◆ **Exercise**
Each record is to be transcribed exactly.

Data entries
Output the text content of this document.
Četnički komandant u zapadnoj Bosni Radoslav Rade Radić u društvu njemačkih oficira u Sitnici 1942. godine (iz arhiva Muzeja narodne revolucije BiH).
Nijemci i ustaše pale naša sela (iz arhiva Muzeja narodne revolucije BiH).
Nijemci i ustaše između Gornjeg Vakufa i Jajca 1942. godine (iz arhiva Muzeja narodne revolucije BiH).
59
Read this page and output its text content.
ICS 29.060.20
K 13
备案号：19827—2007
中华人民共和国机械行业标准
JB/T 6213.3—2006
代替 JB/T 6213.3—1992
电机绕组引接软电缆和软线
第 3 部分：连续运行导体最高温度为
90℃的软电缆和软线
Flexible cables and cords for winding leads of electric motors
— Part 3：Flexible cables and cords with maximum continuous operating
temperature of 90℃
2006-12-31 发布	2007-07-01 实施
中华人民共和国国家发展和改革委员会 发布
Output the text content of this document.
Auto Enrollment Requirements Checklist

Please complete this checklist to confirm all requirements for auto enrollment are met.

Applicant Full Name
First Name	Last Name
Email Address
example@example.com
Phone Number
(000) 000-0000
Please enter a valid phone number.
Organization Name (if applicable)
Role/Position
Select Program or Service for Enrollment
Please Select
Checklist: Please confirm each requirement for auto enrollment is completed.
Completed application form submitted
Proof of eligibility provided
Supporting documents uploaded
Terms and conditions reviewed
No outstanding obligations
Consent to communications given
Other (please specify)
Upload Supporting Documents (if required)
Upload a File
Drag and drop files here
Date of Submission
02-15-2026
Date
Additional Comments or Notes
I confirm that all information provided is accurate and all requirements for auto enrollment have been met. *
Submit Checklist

◆ **Result below**
Output the text content of this document.
Četnički komandant u zapadnoj Bosni Radoslav Rade Radić u društvu njemačkih oficira u Sitnici 1942. godine (iz arhiva Muzeja narodne revolucije BiH).
Nijemci i ustaše pale naša sela (iz arhiva Muzeja narodne revolucije BiH).
Nijemci i ustaše između Gornjeg Vakufa i Jajca 1942. godine (iz arhiva Muzeja narodne revolucije BiH).
59
Read this page and output its text content.
ICS 29.060.20
K 13
备案号：19827—2007
中华人民共和国机械行业标准
JB/T 6213.3—2006
代替 JB/T 6213.3—1992
电机绕组引接软电缆和软线
第 3 部分：连续运行导体最高温度为
90℃的软电缆和软线
Flexible cables and cords for winding leads of electric motors
— Part 3：Flexible cables and cords with maximum continuous operating
temperature of 90℃
2006-12-31 发布	2007-07-01 实施
中华人民共和国国家发展和改革委员会 发布
Output the text content of this document.
Auto Enrollment Requirements Checklist

Please complete this checklist to confirm all requirements for auto enrollment are met.

Applicant Full Name
First Name	Last Name
Email Address
example@example.com
Phone Number
(000) 000-0000
Please enter a valid phone number.
Organization Name (if applicable)
Role/Position
Select Program or Service for Enrollment
Please Select
Checklist: Please confirm each requirement for auto enrollment is completed.
Completed application form submitted
Proof of eligibility provided
Supporting documents uploaded
Terms and conditions reviewed
No outstanding obligations
Consent to communications given
Other (please specify)
Upload Supporting Documents (if required)
Upload a File
Drag and drop files here
Date of Submission
02-15-2026
Date
Additional Comments or Notes
I confirm that all information provided is accurate and all requirements for auto enrollment have been met. *
Submit Checklist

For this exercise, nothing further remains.